§ **Aim**
Look through the data below. Collect every line where the word "title" occurs.

══ Records for processing

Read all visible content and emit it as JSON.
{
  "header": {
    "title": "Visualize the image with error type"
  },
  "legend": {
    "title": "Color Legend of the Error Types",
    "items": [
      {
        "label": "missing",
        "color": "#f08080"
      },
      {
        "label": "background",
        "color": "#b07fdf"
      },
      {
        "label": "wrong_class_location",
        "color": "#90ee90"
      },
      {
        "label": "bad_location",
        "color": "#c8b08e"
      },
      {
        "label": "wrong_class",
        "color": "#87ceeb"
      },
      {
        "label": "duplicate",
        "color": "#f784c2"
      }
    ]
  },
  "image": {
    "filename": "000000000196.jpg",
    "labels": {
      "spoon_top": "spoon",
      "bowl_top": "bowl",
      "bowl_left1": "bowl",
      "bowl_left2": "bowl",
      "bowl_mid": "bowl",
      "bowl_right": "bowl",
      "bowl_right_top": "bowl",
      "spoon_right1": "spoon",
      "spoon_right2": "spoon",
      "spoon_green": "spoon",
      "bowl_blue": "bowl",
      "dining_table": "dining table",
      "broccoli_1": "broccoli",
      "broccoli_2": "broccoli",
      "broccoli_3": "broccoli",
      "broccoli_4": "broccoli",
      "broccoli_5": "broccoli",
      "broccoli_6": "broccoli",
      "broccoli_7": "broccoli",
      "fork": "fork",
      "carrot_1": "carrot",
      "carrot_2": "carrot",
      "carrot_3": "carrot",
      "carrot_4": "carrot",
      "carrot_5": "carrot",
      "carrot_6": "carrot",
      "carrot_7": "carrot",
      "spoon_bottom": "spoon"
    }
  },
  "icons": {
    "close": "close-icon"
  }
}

════

§ **Full solution**
    "title": "Visualize the image with error type"
    "title": "Color Legend of the Error Types",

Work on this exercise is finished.